Extracted records
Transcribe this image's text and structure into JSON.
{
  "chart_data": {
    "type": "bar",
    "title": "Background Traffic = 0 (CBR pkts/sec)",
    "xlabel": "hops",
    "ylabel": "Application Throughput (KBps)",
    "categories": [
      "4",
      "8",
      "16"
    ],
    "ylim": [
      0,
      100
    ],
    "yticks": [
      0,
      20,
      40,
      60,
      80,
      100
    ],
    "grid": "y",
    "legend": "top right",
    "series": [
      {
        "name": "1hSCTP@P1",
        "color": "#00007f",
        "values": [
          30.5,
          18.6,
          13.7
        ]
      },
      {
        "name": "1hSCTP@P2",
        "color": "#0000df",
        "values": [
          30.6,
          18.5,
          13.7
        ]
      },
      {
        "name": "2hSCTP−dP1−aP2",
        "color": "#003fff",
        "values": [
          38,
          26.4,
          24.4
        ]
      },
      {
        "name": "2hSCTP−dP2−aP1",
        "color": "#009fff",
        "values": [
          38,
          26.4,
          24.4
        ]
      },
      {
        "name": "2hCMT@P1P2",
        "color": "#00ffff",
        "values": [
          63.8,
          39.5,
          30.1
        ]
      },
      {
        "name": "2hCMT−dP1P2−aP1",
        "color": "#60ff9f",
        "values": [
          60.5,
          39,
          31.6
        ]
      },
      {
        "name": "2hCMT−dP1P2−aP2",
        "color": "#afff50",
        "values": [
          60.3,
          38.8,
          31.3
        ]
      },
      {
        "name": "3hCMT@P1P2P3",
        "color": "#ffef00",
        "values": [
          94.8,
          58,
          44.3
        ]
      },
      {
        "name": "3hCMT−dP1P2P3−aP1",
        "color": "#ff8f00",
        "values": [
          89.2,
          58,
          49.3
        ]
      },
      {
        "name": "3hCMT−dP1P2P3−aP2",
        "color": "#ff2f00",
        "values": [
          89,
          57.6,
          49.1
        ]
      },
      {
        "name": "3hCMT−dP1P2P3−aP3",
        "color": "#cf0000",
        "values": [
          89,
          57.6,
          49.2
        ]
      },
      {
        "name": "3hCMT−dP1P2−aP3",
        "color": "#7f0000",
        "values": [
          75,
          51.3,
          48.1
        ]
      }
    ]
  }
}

**Exercise objective:**
Every entry must be retyped in full, exactly as given.

**Response to this task:**
Transcribe this image's text and structure into JSON.
{
  "chart_data": {
    "type": "bar",
    "title": "Background Traffic = 0 (CBR pkts/sec)",
    "xlabel": "hops",
    "ylabel": "Application Throughput (KBps)",
    "categories": [
      "4",
      "8",
      "16"
    ],
    "ylim": [
      0,
      100
    ],
    "yticks": [
      0,
      20,
      40,
      60,
      80,
      100
    ],
    "grid": "y",
    "legend": "top right",
    "series": [
      {
        "name": "1hSCTP@P1",
        "color": "#00007f",
        "values": [
          30.5,
          18.6,
          13.7
        ]
      },
      {
        "name": "1hSCTP@P2",
        "color": "#0000df",
        "values": [
          30.6,
          18.5,
          13.7
        ]
      },
      {
        "name": "2hSCTP−dP1−aP2",
        "color": "#003fff",
        "values": [
          38,
          26.4,
          24.4
        ]
      },
      {
        "name": "2hSCTP−dP2−aP1",
        "color": "#009fff",
        "values": [
          38,
          26.4,
          24.4
        ]
      },
      {
        "name": "2hCMT@P1P2",
        "color": "#00ffff",
        "values": [
          63.8,
          39.5,
          30.1
        ]
      },
      {
        "name": "2hCMT−dP1P2−aP1",
        "color": "#60ff9f",
        "values": [
          60.5,
          39,
          31.6
        ]
      },
      {
        "name": "2hCMT−dP1P2−aP2",
        "color": "#afff50",
        "values": [
          60.3,
          38.8,
          31.3
        ]
      },
      {
        "name": "3hCMT@P1P2P3",
        "color": "#ffef00",
        "values": [
          94.8,
          58,
          44.3
        ]
      },
      {
        "name": "3hCMT−dP1P2P3−aP1",
        "color": "#ff8f00",
        "values": [
          89.2,
          58,
          49.3
        ]
      },
      {
        "name": "3hCMT−dP1P2P3−aP2",
        "color": "#ff2f00",
        "values": [
          89,
          57.6,
          49.1
        ]
      },
      {
        "name": "3hCMT−dP1P2P3−aP3",
        "color": "#cf0000",
        "values": [
          89,
          57.6,
          49.2
        ]
      },
      {
        "name": "3hCMT−dP1P2−aP3",
        "color": "#7f0000",
        "values": [
          75,
          51.3,
          48.1
        ]
      }
    ]
  }
}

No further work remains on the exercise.